WHAT TO DO: Would you print the rows below exactly, from the first one through the row containing "colorbar-swatch <box>1593 869 1646 893</box>", including both ends and nothing else?

TASK INPUTS:
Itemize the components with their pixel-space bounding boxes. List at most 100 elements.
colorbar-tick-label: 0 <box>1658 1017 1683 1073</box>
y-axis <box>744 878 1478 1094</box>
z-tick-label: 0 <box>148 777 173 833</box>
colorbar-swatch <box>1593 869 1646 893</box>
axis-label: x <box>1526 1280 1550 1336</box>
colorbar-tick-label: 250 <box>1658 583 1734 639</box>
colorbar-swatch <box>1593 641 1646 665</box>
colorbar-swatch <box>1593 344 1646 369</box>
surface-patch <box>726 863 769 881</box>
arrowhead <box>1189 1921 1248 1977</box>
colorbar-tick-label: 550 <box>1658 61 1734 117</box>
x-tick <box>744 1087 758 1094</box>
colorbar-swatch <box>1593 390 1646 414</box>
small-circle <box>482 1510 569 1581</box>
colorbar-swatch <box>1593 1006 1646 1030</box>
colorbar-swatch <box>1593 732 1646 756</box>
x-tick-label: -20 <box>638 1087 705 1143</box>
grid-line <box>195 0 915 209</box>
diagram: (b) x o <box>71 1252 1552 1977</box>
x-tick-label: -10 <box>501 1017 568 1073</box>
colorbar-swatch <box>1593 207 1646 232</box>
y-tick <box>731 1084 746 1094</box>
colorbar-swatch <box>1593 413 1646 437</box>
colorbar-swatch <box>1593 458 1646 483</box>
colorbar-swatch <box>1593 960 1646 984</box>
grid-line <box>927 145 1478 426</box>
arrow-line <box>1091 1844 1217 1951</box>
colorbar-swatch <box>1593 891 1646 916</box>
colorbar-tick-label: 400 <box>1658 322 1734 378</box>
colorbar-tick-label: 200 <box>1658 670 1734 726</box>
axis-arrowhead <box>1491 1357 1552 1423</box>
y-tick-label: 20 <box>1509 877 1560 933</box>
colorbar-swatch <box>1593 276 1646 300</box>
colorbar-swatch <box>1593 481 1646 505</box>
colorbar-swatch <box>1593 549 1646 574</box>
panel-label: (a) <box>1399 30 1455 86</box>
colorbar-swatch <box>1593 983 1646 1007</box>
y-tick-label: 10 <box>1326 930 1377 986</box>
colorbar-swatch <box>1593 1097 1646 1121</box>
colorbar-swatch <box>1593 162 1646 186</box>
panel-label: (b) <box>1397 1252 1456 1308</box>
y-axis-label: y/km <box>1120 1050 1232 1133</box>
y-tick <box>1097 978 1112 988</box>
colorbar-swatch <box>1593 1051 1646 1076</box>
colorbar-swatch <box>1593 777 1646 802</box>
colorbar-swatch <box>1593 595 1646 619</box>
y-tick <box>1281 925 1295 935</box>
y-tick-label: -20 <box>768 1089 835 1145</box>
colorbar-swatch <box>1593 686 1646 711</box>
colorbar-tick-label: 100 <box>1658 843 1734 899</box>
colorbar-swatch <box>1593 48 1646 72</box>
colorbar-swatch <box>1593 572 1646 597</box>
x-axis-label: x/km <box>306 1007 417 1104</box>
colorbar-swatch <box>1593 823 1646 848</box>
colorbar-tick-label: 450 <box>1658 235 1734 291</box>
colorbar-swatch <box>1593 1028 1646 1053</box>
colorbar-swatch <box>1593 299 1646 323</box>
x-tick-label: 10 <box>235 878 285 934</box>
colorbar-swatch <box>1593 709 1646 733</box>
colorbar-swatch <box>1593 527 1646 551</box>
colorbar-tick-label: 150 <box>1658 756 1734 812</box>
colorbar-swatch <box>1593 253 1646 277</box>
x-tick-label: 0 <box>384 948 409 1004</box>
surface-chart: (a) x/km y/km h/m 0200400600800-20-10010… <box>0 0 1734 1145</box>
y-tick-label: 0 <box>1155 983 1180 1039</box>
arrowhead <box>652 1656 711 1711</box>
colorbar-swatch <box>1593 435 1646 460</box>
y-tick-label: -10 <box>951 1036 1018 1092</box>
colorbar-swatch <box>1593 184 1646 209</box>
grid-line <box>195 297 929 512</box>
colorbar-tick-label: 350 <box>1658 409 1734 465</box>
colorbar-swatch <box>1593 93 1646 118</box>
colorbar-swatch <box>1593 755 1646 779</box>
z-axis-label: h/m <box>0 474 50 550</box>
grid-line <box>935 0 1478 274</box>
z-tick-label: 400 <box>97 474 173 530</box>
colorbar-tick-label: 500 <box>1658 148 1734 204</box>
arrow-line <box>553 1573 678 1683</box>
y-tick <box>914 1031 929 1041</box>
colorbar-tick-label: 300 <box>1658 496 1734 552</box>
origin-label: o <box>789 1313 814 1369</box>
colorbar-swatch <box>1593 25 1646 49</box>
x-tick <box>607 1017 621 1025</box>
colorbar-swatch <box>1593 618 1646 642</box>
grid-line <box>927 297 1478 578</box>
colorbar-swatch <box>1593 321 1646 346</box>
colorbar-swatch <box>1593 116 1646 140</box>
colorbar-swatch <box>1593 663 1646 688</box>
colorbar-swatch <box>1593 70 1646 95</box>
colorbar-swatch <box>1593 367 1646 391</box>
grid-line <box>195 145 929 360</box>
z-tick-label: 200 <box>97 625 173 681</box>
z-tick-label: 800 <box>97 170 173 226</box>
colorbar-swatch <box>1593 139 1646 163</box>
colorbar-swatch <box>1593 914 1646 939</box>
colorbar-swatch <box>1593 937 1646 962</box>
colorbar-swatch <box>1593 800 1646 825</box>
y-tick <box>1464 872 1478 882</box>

EXERCISE RESPONSE:
Itemize the components with their pixel-space bounding boxes. List at most 100 elements.
colorbar-tick-label: 0 <box>1658 1017 1683 1073</box>
y-axis <box>744 878 1478 1094</box>
z-tick-label: 0 <box>148 777 173 833</box>
colorbar-swatch <box>1593 869 1646 893</box>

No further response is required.